Exercises:
• a. In the emu10k1 forum thread, which chipset does leej say runs without any skipping problems?
• b. Please pick up the emu10k1 forum thread after its last post and write the next reply.

# emu10k1 Strange

## Styles

Hey gang,

	Just noticed something strange playing dvd's with xine. I have a sound Blaster Live with the digital output to 4 cambridge sound works speakers. When I have the emu10k1 compiled into the kernel dvd's play great without any skipping and also use the rear output. But when I use the ALSA emu10k1 as a module, the sound skips all over the place and only uses the front channels.

But for playing any mp3s or wav's the emu10k1 alsa modules plays noticeably cleaner. 

Anybody have any idead on how to optimize for the module option and get the rear channels to work? ect.... Oh I did forget to mention I did pull the emu10k1 mod off the cvc last night.

----------

## neuron

I'v got the audigy, alsa = skips, CRAP sound quality (on everything), module = great, and I do get souround.

try altering your emu10k1.conf file or experimenting with emu-config to enable souround  :Smile: 

----------

## leej

With Alsa, you can activate the rear speakers on your SBLive by using the alsamixer utility.  The problem is that you wont be able to use a desktop mixer (kmix, or whatever) to adjust the volume.

I don't have the skipping problems at all on a VIA KT133A AGPset, but I used to on a VIA MVP3 - which was notoriously problematic with an SBLive card (actually reported - even Windows required reduction of latency via BIOS registers).

Are you using an older VIA chipset?

----------

## Cr0t

get Creative's Open Source Driver. They are way better. http://opensource.creative.com/

----------

## leej

Ideally, I would like to (have done before) but Alsa is an annoying requirement of some software.  And you can't have the emu10k1 module loaded as well as Alsa's snd-emu10k1 module.

----------

## Cr0t

You don't need ALSA. Actually ALSA suxx A$$.

----------

## leej

Some applications need Alsa.  I have actually had to recompile my kernel and modularize it so that I can use Alsa/OSS with SBLive support, simply so that I may merge particular applications that require it.  :Smile: 

----------

## Cr0t

Creative's driver is better... the quality is soooooooo much better. Just give it a try.

Material supplied:
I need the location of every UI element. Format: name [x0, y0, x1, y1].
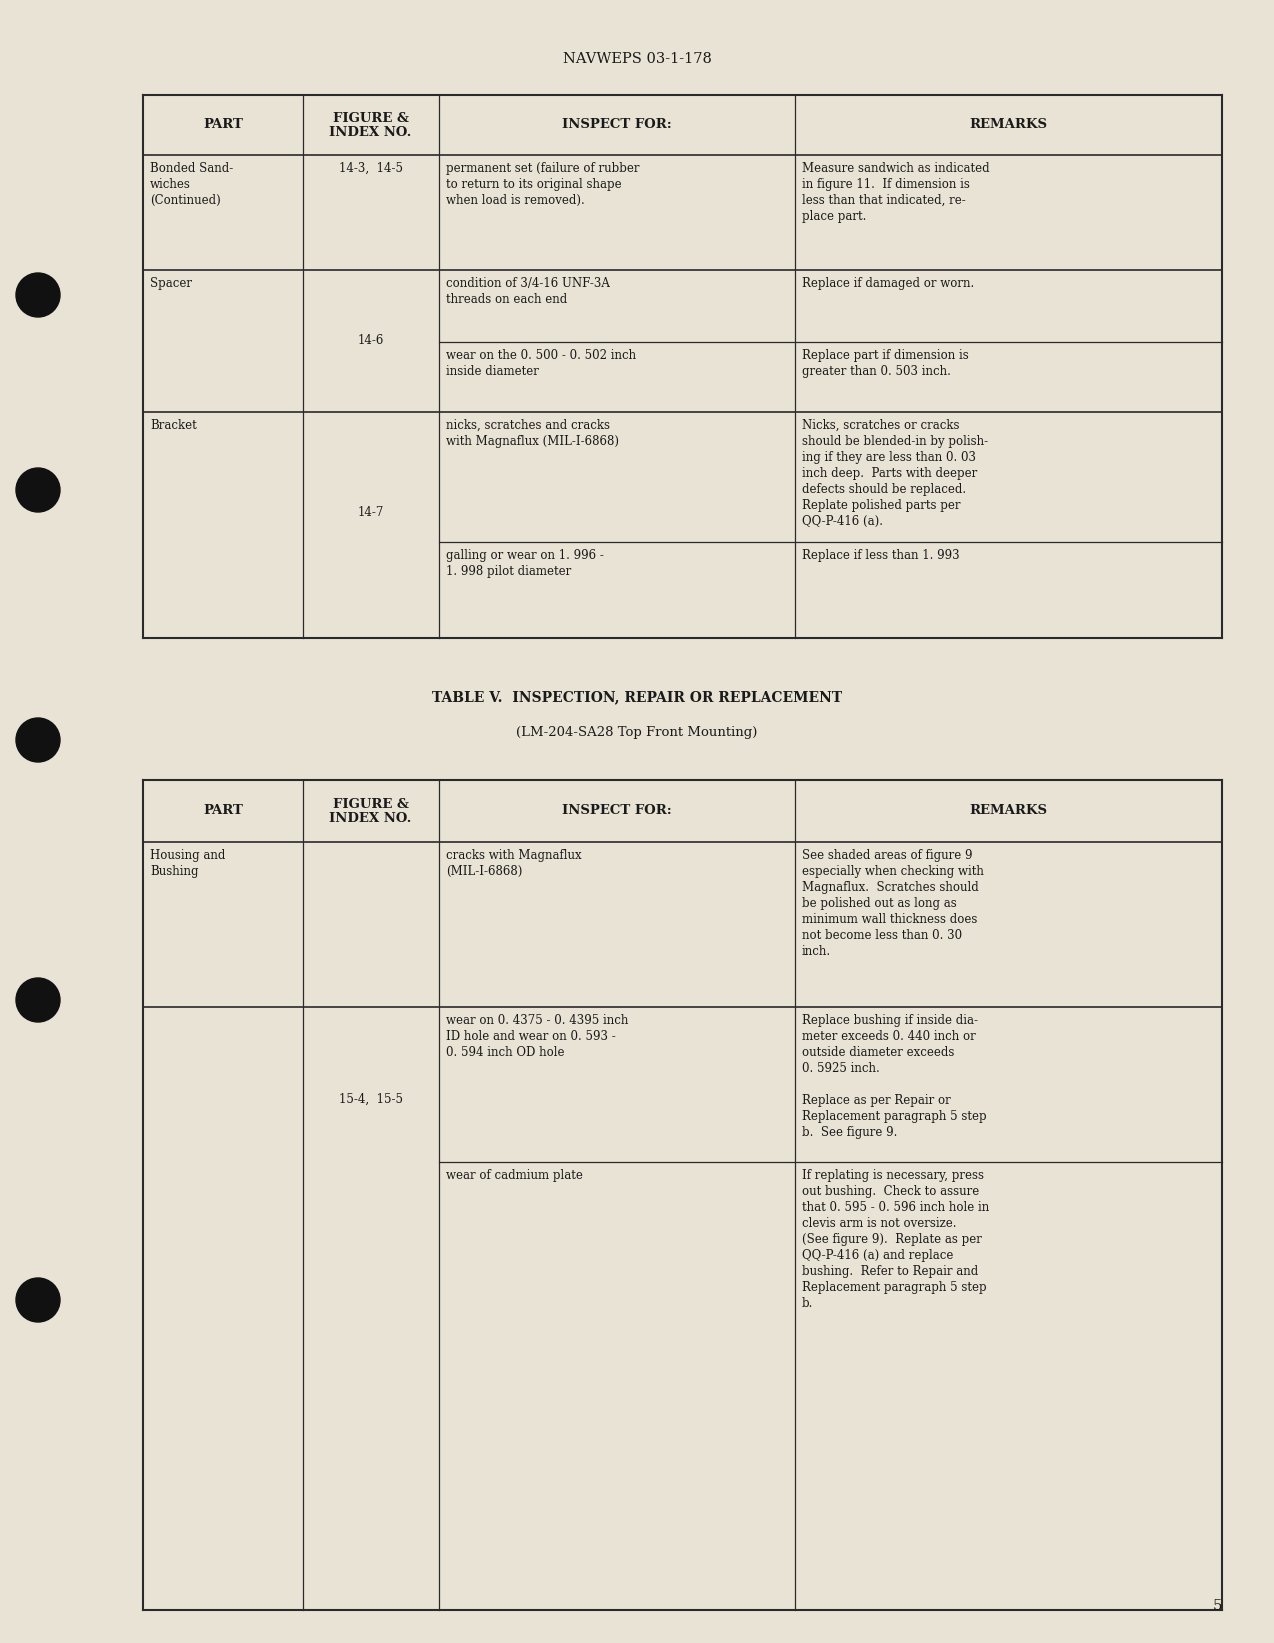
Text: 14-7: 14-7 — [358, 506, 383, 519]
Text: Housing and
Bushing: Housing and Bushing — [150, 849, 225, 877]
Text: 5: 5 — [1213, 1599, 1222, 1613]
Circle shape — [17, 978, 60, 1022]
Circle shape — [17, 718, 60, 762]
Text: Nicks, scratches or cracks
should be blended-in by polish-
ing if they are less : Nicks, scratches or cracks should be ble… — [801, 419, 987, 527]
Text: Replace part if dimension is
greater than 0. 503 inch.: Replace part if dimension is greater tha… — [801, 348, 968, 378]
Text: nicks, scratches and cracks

Task-by-task outputs:
• a. A VIA KT133A AGPset.

• b.
Which prog needs ALSA?

----------

## leej

I'm sorry, weren't you reading?  I have used it (I did say this).  In fact I've used different CL builds for over 12 months until a few months ago.  I've also used the SBLive built in kernel support (which /is/ the CL code).

Doesn't alter the fact that some software (some games available as ebuilds for example) require Alsa/OSS support and the kernel modules necessary wont coexist with the native emu10k1 module.

Regarding the quality.  No noticable difference (not even in the available frequencies).  Do you have latency issues with your motherboard?  /me's guessing you're gonna hate the 2.5 kernel's around the corner if you don't like Alsa.

----------

## Cr0t

I do not use the 2.5 serie but I really do not understand why u have to use ALSA. All the time since I am using Linux I never used ALSA only for a short time and I realized that ALSA is a piece of sh*t. Sorry to say it this way. Anyway it should be possible to get everything working without ALSA.

May the Force be with u   :Cool: 

----------

## neuron

alsa's adding some thing which is required by some applications, and .. generaly better, though in it's current state it's crap unless you got a card which is a bit old :/

----------

## Styles

Ok...I'm going with your guys sugestion but I'm a totla noob... So a coupld of questions to use the emu10k1 from creative.

In my kernel config there is a emu10k1 option under sound do I use that?

And anybody want to contribute a beginers guide to help me and other noobs out. I mostly concered about getting the darn tone controls.

Thanx in advance

----------

## Cr0t

 *neuron wrote:*   

> alsa's adding some thing which is required by some applications, and .. generaly better, though in it's current state it's crap unless you got a card which is a bit old :/

 00:0c.0 Multimedia audio controller: Creative Labs SB Live! EMU10k1 (rev 06)

00:0c.1 Input device controller: Creative Labs SB Live! (rev 06)

----------

## McManus

 *neuron wrote:*   

> I'v got the audigy, alsa = skips, CRAP sound quality (on everything), module = great, and I do get souround.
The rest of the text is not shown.